*What you will do:* Seek out every line containing the word "Tutorial", and copy each.

*Records for the task:*
**********

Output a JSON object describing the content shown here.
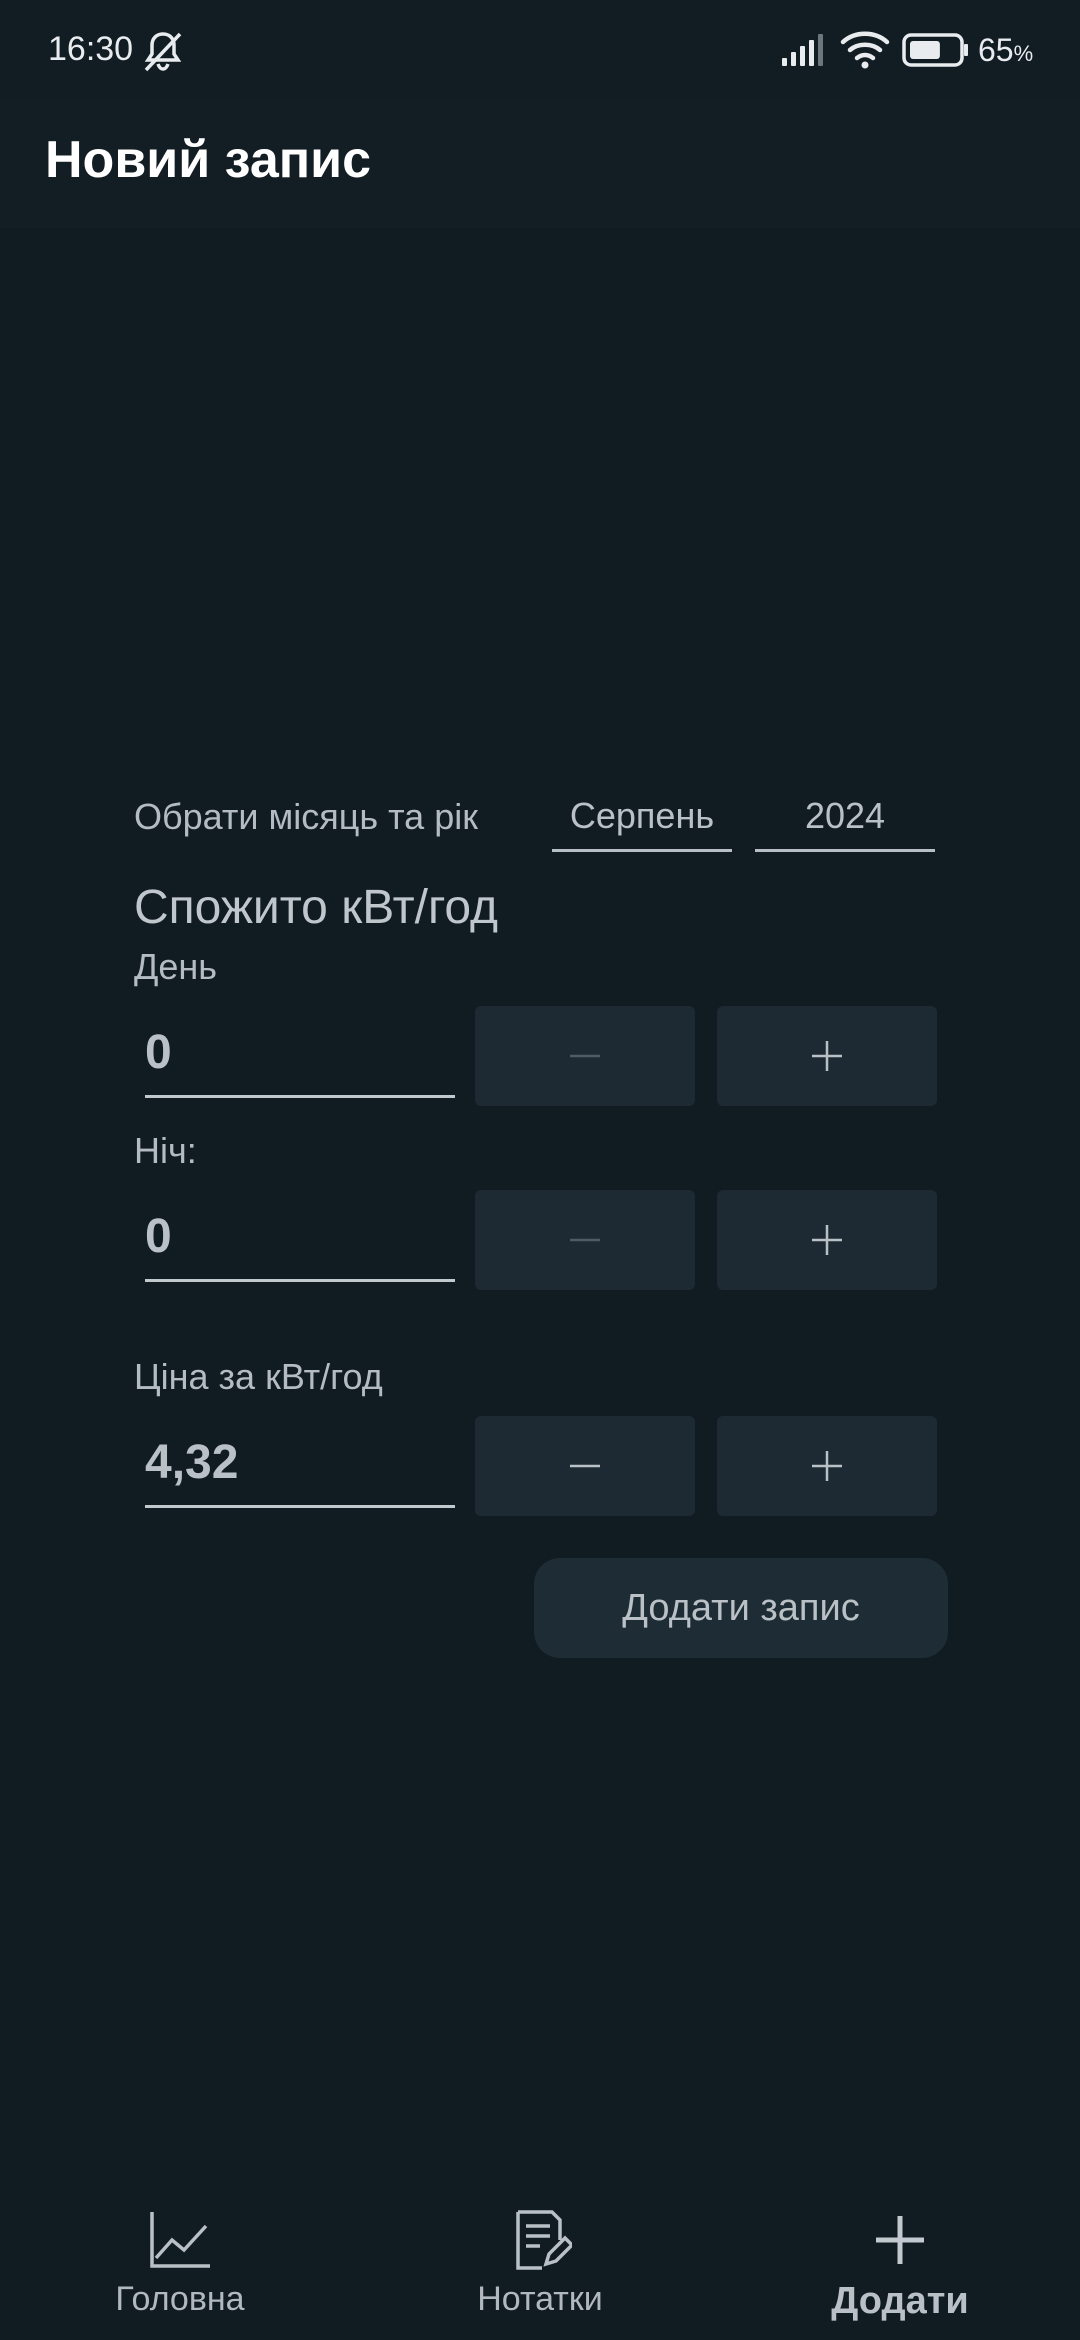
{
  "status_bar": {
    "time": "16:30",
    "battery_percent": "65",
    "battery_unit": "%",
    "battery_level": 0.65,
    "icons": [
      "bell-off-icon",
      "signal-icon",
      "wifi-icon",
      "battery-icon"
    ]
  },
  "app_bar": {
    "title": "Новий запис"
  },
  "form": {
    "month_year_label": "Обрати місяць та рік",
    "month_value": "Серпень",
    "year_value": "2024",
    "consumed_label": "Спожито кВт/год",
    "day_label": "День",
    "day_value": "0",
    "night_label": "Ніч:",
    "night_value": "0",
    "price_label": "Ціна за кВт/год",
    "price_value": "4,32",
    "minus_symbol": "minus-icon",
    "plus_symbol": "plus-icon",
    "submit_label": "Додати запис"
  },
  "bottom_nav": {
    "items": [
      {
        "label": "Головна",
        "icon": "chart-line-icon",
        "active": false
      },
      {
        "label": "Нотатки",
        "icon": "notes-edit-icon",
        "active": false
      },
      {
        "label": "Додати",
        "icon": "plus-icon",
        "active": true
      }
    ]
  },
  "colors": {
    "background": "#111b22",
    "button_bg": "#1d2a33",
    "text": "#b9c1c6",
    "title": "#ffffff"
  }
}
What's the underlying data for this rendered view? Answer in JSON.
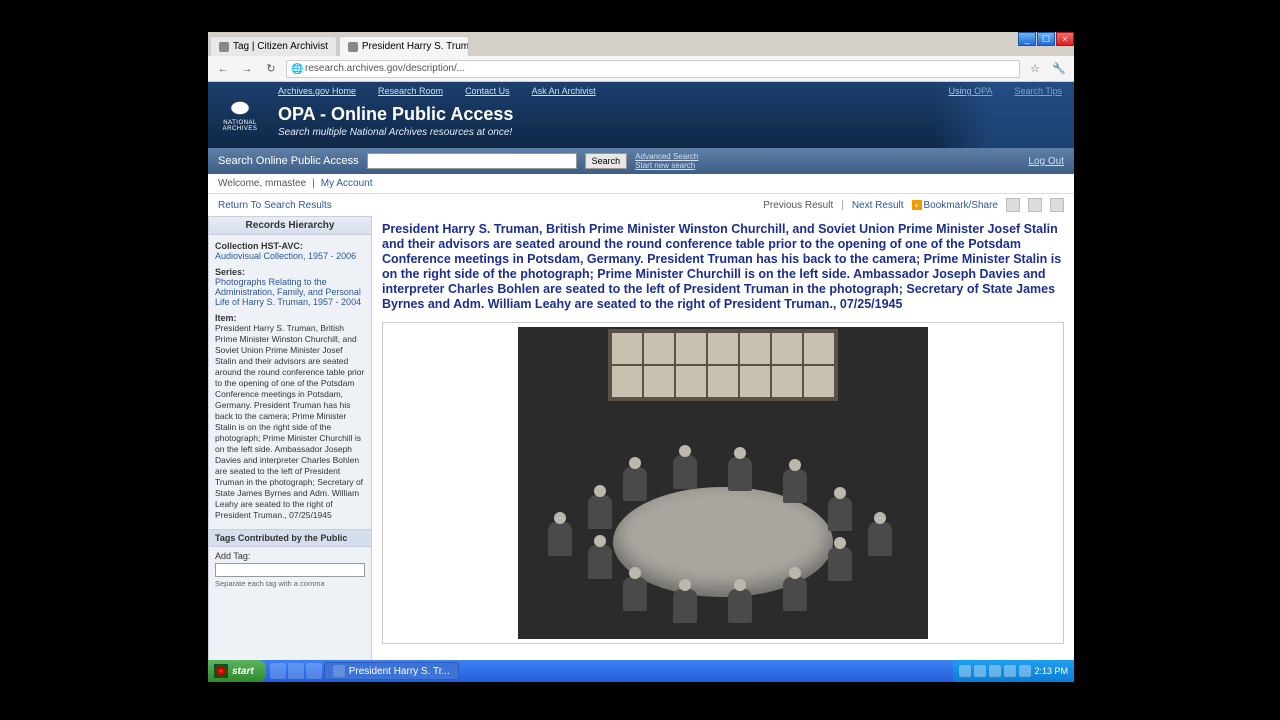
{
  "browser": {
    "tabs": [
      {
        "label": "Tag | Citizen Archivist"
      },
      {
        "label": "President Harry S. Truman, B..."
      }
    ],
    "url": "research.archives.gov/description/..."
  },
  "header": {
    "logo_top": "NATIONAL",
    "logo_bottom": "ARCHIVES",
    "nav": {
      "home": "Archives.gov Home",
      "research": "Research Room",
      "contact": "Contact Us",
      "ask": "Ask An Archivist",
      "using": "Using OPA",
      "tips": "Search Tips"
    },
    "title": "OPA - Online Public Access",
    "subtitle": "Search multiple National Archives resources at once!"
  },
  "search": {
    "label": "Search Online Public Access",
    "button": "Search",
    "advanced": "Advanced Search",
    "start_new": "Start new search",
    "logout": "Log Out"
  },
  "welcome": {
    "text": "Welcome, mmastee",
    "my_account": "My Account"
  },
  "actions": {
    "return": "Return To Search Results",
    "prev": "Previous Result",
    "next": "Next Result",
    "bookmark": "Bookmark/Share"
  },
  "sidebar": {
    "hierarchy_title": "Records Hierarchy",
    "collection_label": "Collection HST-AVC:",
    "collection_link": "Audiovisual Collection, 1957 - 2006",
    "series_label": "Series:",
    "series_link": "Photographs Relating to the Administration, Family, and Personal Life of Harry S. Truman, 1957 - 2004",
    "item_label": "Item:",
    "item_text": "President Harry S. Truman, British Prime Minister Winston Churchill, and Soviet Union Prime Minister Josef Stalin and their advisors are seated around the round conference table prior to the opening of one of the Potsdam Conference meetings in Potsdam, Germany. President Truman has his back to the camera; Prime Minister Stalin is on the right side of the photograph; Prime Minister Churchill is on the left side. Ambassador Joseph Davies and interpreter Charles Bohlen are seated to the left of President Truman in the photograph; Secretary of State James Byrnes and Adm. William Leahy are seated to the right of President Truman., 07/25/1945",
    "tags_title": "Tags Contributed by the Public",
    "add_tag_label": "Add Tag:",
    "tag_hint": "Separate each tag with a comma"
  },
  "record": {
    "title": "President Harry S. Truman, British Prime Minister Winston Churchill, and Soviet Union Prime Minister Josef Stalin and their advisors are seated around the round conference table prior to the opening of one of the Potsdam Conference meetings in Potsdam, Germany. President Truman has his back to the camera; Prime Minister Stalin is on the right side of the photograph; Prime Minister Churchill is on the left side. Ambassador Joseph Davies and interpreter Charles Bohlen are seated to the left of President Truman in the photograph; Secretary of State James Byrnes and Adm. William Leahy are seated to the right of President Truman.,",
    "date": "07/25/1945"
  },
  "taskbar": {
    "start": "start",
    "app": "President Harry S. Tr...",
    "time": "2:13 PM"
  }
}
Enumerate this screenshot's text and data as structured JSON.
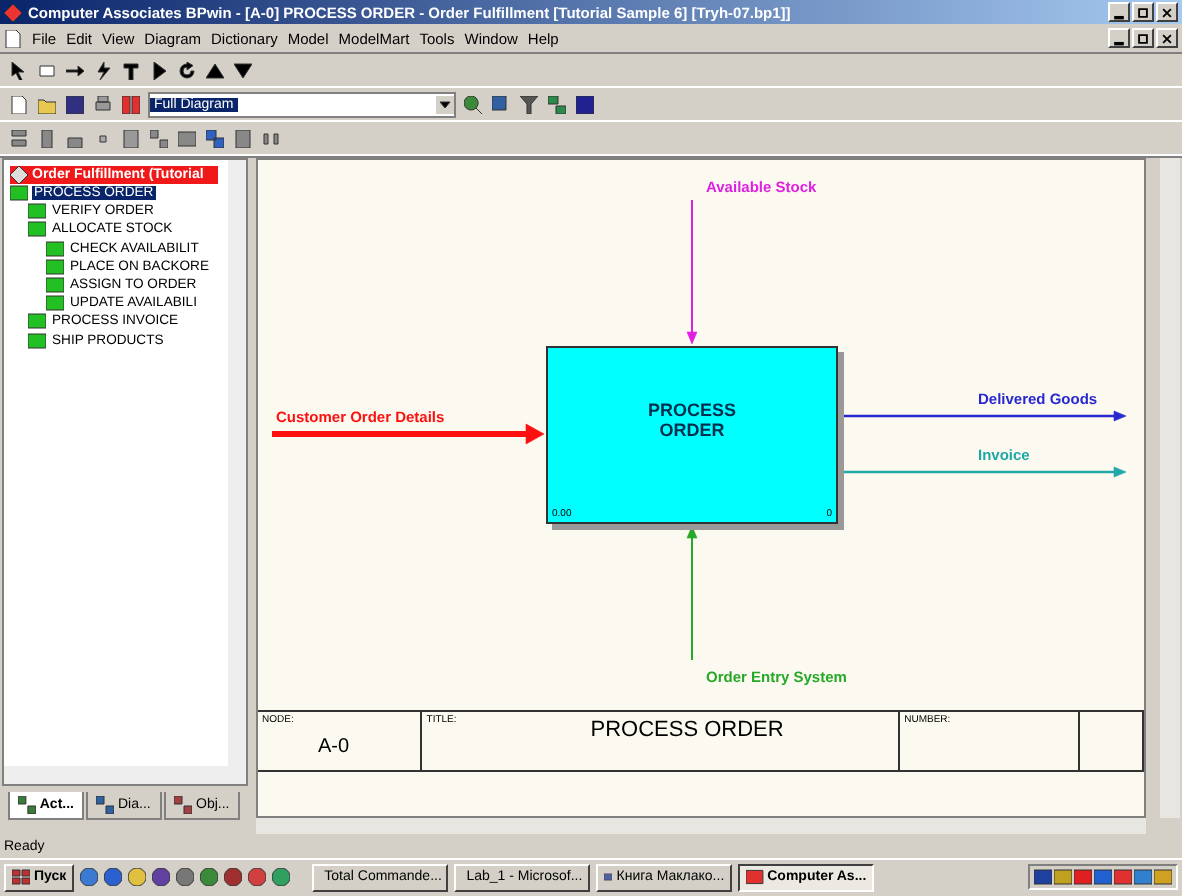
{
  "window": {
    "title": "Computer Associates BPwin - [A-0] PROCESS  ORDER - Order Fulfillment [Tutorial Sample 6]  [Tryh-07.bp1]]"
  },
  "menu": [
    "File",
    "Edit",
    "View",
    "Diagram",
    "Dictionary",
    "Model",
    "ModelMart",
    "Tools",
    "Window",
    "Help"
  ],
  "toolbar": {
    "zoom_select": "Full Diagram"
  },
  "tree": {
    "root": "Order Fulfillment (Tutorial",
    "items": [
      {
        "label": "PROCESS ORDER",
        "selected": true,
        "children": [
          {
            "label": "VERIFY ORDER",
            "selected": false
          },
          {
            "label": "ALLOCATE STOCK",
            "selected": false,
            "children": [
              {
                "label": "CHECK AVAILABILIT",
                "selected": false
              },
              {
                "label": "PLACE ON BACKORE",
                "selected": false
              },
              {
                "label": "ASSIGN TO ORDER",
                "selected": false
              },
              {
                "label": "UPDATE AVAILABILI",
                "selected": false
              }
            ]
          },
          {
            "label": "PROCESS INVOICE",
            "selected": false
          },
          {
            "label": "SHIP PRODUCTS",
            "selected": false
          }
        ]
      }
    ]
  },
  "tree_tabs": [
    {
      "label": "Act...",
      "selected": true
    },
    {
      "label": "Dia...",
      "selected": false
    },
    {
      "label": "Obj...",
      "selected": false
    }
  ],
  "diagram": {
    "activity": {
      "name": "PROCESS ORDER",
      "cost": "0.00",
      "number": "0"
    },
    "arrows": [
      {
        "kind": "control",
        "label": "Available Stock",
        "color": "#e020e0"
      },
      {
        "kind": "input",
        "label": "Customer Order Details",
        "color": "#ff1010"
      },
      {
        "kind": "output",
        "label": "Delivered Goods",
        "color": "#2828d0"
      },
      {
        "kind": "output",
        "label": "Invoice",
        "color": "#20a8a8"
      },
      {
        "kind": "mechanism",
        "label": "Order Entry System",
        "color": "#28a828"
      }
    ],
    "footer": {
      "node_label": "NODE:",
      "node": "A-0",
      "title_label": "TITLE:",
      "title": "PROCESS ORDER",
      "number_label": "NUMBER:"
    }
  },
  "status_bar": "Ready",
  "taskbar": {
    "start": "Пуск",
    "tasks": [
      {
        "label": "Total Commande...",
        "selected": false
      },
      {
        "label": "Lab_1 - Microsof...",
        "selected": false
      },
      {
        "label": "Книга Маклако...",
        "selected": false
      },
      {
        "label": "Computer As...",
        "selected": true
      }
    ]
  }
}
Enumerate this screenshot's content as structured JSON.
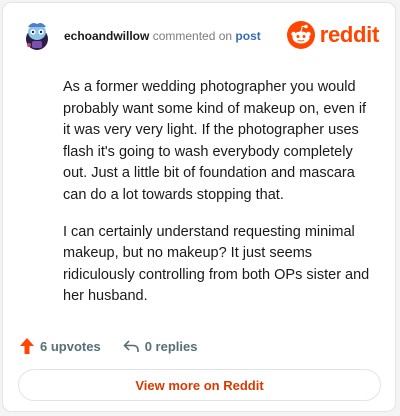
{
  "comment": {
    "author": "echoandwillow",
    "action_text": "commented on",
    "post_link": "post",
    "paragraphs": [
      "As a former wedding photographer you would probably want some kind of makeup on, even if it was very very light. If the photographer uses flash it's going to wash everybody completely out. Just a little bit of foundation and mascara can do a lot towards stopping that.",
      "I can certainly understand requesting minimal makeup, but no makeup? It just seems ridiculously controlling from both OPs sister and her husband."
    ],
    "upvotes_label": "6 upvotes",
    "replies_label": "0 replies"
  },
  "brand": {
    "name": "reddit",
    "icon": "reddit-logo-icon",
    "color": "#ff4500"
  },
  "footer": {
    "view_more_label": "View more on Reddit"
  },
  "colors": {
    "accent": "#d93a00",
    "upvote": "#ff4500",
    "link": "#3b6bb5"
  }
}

**********

*The response:*
    "title": "Computer Associates BPwin - [A-0] PROCESS  ORDER - Order Fulfillment [Tutorial Sample 6]  [Tryh-07.bp1]]"
    "root": "Order Fulfillment (Tutorial",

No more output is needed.